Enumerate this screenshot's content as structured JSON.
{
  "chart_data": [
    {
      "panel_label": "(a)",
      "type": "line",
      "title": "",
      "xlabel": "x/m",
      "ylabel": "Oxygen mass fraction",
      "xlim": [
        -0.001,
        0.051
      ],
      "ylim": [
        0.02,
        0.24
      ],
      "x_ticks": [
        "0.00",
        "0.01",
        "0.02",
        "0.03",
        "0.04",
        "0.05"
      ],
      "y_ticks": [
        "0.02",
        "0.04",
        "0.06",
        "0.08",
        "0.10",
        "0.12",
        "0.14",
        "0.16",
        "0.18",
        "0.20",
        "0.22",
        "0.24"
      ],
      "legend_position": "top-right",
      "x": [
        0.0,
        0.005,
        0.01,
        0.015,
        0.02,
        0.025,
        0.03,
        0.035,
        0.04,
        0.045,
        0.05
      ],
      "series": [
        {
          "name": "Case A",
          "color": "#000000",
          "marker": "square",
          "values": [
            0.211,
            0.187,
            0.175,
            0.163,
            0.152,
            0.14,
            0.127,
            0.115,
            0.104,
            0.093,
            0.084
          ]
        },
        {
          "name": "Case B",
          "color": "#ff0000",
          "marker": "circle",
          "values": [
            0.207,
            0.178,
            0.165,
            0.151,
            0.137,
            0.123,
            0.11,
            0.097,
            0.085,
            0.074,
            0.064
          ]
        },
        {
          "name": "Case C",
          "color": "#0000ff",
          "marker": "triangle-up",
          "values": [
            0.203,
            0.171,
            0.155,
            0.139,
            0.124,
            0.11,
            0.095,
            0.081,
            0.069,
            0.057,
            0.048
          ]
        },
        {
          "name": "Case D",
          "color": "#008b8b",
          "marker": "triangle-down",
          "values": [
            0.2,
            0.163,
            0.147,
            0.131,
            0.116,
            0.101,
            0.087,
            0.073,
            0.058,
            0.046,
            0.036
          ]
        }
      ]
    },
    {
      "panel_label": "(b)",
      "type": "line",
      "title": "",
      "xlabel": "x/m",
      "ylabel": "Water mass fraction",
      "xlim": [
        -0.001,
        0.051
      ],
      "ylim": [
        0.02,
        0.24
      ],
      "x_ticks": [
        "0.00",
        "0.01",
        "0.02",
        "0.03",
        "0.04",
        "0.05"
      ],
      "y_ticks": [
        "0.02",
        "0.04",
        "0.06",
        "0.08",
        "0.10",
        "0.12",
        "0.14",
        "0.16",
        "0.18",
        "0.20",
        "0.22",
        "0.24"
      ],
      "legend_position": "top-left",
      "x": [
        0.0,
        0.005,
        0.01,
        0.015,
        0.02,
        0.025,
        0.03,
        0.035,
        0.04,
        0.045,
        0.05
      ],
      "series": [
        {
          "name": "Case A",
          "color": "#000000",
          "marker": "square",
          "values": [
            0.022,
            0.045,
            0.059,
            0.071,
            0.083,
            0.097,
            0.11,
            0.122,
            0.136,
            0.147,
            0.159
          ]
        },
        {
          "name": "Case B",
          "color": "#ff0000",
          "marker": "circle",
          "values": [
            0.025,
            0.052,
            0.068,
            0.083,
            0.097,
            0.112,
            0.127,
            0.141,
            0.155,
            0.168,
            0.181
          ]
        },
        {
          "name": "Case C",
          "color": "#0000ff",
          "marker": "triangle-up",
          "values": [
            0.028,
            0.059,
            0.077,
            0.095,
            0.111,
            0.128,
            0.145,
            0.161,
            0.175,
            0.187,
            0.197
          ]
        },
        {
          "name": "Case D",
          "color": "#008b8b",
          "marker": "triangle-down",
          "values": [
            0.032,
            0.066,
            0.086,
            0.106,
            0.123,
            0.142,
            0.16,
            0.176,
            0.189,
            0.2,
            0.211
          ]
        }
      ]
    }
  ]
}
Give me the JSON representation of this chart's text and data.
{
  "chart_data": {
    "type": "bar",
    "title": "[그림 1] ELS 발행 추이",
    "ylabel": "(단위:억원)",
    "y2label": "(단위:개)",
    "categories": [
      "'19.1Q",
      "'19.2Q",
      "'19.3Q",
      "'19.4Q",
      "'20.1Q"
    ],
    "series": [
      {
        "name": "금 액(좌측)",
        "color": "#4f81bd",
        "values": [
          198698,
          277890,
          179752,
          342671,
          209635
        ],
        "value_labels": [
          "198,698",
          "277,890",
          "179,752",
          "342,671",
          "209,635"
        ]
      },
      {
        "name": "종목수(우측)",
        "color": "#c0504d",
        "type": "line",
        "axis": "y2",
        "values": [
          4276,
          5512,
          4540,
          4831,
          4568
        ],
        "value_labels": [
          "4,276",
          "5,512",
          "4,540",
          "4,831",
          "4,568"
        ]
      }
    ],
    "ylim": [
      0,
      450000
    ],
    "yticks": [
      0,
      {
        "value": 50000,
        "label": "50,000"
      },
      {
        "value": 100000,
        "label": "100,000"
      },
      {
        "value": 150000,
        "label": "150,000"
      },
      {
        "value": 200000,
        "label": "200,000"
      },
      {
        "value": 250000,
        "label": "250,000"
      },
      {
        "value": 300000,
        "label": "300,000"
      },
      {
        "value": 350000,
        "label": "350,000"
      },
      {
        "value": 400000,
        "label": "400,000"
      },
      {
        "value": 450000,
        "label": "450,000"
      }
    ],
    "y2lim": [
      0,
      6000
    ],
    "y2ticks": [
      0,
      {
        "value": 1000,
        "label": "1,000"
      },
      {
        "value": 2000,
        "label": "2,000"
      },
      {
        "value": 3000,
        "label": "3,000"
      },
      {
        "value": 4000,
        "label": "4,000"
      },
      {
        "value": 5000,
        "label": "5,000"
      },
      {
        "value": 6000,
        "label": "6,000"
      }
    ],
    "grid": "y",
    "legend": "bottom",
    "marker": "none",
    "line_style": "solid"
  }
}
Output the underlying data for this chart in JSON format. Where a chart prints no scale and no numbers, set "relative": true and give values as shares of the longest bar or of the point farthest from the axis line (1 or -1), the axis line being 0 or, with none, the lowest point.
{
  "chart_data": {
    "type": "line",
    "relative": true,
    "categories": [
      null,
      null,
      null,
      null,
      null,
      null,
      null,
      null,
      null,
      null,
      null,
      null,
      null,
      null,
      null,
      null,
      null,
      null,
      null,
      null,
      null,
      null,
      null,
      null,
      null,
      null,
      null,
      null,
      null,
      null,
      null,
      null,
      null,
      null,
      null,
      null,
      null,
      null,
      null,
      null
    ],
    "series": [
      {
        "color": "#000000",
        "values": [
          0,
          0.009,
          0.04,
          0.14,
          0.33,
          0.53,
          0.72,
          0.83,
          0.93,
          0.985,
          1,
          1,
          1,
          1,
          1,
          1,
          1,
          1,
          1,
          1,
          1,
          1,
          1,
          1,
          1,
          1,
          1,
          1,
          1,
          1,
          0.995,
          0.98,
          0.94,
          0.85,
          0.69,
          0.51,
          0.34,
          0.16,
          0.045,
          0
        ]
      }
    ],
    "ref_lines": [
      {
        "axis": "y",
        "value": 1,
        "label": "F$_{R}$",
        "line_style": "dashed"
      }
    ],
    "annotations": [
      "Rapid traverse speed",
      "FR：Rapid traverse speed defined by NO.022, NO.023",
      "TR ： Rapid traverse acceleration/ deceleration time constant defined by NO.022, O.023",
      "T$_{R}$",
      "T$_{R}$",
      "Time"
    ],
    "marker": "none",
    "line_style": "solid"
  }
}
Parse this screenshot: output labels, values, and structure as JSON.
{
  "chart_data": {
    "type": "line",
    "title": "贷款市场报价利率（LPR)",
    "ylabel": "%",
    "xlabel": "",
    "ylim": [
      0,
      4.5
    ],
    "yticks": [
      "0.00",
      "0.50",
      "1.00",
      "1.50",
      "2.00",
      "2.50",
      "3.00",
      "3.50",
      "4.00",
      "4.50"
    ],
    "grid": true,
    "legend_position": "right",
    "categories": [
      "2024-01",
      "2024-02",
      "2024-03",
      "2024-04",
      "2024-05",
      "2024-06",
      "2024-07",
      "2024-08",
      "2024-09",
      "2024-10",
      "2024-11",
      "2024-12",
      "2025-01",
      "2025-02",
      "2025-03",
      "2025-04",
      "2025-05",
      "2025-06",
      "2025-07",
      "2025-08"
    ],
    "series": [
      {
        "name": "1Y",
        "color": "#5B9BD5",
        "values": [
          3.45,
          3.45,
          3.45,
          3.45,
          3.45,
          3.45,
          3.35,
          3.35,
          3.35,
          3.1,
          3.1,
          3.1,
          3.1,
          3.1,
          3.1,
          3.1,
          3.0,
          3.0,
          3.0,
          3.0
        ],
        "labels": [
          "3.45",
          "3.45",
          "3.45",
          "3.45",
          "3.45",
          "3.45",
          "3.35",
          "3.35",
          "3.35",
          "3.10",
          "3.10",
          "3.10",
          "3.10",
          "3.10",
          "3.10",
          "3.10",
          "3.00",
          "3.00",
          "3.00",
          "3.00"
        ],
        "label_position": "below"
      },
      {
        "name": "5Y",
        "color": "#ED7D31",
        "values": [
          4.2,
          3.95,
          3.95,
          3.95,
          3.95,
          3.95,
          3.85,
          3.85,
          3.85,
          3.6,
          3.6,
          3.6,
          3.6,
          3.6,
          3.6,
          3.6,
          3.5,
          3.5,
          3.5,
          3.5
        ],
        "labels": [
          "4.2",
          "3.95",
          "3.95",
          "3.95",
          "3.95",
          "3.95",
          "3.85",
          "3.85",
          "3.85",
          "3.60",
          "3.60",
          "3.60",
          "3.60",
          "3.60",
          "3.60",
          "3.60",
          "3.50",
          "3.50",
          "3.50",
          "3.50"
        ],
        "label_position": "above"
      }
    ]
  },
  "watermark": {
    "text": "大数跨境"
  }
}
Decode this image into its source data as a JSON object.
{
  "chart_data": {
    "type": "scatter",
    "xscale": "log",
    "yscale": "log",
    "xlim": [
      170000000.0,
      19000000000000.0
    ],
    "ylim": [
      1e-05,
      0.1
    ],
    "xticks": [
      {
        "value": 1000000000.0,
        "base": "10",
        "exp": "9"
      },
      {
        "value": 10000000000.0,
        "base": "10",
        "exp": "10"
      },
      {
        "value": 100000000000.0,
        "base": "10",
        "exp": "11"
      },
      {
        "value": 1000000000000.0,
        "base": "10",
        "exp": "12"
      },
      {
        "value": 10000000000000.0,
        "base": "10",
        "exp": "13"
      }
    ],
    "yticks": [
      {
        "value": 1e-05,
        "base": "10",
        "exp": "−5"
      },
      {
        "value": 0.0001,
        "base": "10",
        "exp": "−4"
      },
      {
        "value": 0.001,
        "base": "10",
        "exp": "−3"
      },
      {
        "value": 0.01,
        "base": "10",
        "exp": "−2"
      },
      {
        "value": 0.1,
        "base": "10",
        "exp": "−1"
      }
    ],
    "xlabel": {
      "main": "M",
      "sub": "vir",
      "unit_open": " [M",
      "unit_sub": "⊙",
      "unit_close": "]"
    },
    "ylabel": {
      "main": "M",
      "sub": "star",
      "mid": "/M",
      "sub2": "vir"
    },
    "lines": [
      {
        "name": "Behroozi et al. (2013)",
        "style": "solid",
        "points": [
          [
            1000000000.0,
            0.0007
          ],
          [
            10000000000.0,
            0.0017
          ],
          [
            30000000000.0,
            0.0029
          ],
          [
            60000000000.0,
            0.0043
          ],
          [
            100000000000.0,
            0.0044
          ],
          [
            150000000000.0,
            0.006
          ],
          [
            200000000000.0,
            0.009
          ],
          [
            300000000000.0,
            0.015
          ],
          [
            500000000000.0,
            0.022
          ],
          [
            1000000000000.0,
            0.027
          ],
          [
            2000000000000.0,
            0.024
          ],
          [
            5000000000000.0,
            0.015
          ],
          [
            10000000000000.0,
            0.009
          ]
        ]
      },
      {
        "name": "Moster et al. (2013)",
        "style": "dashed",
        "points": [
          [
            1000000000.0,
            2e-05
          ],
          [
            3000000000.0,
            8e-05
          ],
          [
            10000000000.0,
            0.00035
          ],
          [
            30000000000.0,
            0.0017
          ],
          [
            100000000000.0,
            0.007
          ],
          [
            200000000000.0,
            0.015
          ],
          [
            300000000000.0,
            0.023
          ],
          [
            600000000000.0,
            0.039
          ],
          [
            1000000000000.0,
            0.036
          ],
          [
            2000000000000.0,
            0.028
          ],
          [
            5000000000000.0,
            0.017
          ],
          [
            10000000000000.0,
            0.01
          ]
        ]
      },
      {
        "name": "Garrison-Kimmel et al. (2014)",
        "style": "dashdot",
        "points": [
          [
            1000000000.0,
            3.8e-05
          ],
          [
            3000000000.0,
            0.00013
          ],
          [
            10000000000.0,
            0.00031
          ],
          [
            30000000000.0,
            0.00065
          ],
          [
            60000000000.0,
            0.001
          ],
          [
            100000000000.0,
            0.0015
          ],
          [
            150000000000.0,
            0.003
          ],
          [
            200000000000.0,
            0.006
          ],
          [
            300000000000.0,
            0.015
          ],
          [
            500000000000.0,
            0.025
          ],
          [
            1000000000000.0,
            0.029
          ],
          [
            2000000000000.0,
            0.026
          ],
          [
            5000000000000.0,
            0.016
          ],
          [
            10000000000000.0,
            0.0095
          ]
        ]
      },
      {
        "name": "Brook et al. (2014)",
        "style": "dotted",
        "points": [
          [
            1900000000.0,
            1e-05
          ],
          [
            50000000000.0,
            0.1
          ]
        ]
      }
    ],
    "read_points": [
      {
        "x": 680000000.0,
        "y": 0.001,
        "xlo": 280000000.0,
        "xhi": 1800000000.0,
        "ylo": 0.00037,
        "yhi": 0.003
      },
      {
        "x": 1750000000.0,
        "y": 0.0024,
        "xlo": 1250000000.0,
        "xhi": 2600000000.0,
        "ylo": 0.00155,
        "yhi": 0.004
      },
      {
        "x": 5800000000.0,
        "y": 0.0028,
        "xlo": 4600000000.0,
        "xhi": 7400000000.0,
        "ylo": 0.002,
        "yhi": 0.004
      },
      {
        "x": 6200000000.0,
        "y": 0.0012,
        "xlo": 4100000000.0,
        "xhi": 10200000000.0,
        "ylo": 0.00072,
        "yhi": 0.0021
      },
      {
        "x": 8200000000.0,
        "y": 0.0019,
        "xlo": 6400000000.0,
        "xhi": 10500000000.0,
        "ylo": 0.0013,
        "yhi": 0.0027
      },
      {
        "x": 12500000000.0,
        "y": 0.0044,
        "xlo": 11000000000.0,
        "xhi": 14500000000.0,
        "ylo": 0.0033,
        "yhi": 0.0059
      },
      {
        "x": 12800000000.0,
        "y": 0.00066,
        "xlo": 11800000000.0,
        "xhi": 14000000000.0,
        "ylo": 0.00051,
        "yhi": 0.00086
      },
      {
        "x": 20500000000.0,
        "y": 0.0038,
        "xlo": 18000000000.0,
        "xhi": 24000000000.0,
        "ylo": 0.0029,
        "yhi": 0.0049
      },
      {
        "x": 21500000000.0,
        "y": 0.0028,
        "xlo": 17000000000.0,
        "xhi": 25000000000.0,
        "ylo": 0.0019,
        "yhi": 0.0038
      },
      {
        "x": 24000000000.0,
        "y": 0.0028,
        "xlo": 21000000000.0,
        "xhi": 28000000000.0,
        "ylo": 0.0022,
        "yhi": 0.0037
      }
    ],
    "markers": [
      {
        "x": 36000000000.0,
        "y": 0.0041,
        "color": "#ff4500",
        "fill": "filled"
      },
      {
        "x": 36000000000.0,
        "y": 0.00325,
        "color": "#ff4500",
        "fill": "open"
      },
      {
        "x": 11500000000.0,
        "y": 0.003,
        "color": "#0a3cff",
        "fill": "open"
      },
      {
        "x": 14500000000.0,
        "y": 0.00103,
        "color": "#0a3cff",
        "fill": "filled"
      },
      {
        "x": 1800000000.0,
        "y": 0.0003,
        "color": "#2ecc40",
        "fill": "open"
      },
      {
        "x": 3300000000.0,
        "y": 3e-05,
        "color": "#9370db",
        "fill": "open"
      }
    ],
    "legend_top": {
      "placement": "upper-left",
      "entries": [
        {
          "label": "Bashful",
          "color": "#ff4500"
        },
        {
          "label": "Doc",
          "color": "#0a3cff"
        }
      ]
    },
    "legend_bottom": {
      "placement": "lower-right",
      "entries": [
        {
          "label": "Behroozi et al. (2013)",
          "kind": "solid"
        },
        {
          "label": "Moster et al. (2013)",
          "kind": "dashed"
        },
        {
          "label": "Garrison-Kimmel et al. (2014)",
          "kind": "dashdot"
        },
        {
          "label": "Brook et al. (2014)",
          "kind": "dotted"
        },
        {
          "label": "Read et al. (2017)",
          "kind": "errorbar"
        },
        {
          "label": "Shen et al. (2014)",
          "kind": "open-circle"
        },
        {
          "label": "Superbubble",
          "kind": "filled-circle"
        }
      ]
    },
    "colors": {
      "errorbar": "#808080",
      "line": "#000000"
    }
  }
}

» What the task requires: Copy every line in the listing above where the string "kind" turns up.

» Exercise answer:
          "kind": "solid"
          "kind": "dashed"
          "kind": "dashdot"
          "kind": "dotted"
          "kind": "errorbar"
          "kind": "open-circle"
          "kind": "filled-circle"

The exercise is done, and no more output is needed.